The pump organ is a type of free-reed organ that generates sound as air flows past a vibrating piece of thin metal in a frame. The piece of metal is called a reed. Specific types of pump organ include the reed organ, harmonium, and melodeon. The idea for the free reed was imported from China through Russia after 1750, and the first Western free-reed instrument was made in 1780 in Denmark.
More portable than pipe organs, free-reed organs were widely used in smaller churches and in private homes in the 19th century, but their volume and tonal range were limited. They generally had one or sometimes two manuals, with pedal-boards being rare. The finer pump organs had a wider range of tones, and the cabinets of those intended for churches and affluent homes were often excellent pieces of furniture. Several million free-reed organs and melodeons were made in the US and Canada between the 1850s and the 1920s, some of which were exported. The Cable Company, Estey Organ, and Mason & Hamlin were popular manufacturers.
Alongside the furniture-sized instruments of the west, smaller designs exist. The portable, hand-pumped harmonium or samvadini is a major instrument on the Indian subcontinent developed by Indians to meet local needs. The craftsmen created a harmonium that a single person could carry, with added microtones.

* [What is needed] Reproduce the passage on the pump organ word for word.

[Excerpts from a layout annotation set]
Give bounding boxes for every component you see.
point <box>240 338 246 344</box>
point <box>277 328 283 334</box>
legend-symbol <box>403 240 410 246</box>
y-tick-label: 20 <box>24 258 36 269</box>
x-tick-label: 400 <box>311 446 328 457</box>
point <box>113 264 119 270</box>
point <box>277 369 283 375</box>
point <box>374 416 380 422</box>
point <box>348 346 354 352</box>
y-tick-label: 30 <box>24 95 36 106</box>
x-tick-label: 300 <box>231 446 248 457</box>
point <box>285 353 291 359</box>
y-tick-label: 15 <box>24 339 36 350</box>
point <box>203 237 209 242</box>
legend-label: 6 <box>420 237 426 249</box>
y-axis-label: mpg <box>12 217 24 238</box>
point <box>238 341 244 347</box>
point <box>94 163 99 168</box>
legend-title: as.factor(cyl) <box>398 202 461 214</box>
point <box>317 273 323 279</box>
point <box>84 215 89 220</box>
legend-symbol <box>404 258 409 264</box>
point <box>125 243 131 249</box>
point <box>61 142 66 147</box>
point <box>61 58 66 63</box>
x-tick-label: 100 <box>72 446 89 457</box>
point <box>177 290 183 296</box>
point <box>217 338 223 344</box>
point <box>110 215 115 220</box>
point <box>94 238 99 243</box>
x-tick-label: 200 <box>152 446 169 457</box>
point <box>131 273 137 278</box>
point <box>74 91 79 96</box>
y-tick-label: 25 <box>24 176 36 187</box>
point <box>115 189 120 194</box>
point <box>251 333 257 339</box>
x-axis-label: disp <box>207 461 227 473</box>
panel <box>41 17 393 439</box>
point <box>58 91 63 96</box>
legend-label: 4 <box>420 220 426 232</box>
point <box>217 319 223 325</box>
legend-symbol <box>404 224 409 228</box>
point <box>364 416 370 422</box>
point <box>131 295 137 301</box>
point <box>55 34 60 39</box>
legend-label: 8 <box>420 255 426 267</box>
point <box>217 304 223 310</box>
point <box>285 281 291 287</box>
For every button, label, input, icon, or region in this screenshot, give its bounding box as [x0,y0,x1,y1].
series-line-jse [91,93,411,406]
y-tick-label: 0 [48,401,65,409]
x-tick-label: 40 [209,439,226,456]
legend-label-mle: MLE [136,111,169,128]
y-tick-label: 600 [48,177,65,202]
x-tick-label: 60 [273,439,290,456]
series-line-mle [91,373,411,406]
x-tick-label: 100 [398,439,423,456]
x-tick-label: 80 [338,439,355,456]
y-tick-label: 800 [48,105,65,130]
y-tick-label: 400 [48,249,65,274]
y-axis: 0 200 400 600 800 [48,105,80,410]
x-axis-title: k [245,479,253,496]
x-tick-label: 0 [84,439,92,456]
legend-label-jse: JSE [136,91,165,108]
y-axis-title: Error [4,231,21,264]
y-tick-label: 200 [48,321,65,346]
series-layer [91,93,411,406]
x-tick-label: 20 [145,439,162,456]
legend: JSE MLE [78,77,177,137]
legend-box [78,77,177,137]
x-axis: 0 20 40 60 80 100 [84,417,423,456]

* [Solution below]
The pump organ is a type of free-reed organ that generates sound as air flows past a vibrating piece of thin metal in a frame. The piece of metal is called a reed. Specific types of pump organ include the reed organ, harmonium, and melodeon. The idea for the free reed was imported from China through Russia after 1750, and the first Western free-reed instrument was made in 1780 in Denmark.
More portable than pipe organs, free-reed organs were widely used in smaller churches and in private homes in the 19th century, but their volume and tonal range were limited. They generally had one or sometimes two manuals, with pedal-boards being rare. The finer pump organs had a wider range of tones, and the cabinets of those intended for churches and affluent homes were often excellent pieces of furniture. Several million free-reed organs and melodeons were made in the US and Canada between the 1850s and the 1920s, some of which were exported. The Cable Company, Estey Organ, and Mason & Hamlin were popular manufacturers.
Alongside the furniture-sized instruments of the west, smaller designs exist. The portable, hand-pumped harmonium or samvadini is a major instrument on the Indian subcontinent developed by Indians to meet local needs. The craftsmen created a harmonium that a single person could carry, with added microtones.